>> Start Records shown

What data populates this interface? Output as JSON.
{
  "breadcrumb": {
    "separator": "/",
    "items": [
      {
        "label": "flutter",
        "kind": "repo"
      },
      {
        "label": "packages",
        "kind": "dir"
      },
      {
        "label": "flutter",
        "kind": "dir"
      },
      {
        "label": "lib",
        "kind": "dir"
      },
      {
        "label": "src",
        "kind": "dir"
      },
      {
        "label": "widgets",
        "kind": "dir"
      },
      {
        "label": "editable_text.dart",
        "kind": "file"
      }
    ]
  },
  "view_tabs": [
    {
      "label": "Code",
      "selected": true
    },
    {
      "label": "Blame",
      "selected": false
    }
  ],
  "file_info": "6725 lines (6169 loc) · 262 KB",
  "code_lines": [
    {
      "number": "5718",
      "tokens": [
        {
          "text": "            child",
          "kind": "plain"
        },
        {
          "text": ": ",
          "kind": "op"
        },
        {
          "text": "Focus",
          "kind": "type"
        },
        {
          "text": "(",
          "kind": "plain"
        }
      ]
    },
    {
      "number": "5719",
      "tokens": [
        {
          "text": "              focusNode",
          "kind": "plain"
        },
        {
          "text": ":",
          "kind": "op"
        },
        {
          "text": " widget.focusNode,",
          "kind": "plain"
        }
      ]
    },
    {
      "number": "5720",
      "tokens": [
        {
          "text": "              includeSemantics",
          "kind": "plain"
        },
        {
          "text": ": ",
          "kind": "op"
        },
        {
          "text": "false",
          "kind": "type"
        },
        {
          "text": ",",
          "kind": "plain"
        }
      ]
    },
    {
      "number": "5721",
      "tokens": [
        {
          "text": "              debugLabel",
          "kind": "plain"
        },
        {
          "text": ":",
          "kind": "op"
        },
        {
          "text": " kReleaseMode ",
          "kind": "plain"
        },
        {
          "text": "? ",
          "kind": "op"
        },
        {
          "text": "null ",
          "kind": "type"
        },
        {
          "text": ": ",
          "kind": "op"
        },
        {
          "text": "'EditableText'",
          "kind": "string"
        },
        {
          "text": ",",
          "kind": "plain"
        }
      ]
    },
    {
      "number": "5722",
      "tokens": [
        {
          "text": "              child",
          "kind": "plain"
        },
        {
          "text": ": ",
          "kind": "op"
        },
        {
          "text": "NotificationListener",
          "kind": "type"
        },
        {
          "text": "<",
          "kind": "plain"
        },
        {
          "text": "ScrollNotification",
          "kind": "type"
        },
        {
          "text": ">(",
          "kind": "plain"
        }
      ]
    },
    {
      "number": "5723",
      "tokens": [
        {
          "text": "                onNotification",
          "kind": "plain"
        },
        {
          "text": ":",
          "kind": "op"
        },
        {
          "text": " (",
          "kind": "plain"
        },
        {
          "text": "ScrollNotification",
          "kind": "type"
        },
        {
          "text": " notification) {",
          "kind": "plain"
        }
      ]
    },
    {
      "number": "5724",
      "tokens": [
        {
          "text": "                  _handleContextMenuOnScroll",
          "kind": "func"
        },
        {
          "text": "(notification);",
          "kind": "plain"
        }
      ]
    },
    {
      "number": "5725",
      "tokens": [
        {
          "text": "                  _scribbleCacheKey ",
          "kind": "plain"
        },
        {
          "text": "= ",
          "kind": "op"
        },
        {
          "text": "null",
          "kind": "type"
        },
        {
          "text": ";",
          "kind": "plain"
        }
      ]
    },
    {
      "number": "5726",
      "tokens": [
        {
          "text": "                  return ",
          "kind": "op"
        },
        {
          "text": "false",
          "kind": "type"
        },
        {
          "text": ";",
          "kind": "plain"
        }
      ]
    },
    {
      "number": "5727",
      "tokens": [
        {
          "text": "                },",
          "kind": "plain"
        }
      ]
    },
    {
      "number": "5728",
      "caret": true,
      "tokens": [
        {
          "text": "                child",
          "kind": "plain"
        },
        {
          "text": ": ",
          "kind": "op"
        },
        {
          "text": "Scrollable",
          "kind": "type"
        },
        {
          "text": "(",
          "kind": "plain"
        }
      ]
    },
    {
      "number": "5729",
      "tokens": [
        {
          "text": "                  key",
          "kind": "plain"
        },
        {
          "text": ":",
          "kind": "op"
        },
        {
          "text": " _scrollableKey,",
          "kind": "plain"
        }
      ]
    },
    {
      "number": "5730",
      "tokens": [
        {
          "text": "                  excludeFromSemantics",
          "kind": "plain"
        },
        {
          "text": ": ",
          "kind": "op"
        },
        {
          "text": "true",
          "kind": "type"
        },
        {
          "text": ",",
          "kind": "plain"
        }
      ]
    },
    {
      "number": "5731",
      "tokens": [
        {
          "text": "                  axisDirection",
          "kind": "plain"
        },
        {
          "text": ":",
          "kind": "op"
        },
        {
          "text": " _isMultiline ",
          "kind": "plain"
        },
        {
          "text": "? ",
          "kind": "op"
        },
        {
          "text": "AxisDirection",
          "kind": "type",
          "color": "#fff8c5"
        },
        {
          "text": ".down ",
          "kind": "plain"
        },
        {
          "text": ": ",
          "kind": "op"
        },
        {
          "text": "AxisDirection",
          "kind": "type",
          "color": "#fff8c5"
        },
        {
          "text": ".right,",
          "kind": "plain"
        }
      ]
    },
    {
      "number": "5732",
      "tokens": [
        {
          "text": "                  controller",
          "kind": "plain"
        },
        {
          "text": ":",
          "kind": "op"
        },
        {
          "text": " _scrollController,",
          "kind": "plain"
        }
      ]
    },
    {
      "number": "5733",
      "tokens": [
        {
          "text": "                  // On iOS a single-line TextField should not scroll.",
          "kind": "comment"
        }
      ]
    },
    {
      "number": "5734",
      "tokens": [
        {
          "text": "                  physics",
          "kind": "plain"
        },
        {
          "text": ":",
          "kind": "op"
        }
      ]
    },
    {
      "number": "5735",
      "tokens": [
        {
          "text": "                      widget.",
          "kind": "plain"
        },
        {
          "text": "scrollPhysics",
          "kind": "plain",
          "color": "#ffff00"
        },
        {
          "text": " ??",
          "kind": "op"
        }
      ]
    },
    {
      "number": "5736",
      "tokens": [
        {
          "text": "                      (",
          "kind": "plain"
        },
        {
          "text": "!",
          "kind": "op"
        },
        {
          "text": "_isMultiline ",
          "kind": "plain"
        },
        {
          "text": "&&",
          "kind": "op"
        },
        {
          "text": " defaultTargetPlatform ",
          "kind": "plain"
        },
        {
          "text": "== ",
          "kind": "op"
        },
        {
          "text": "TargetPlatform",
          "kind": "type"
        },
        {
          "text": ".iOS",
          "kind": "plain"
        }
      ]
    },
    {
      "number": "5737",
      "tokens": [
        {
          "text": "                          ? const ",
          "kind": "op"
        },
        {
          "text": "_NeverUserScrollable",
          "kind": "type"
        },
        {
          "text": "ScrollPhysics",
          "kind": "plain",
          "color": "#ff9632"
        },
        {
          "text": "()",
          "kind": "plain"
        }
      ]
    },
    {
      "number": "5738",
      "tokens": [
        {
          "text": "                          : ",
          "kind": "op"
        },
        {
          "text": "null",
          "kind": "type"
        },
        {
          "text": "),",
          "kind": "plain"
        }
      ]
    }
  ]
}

>> End Records shown

▸ Task instructions
Copy out every line of the listing that contains the string "color".

▸ Result
          "color": "#fff8c5"
          "color": "#fff8c5"
          "color": "#ffff00"
          "color": "#ff9632"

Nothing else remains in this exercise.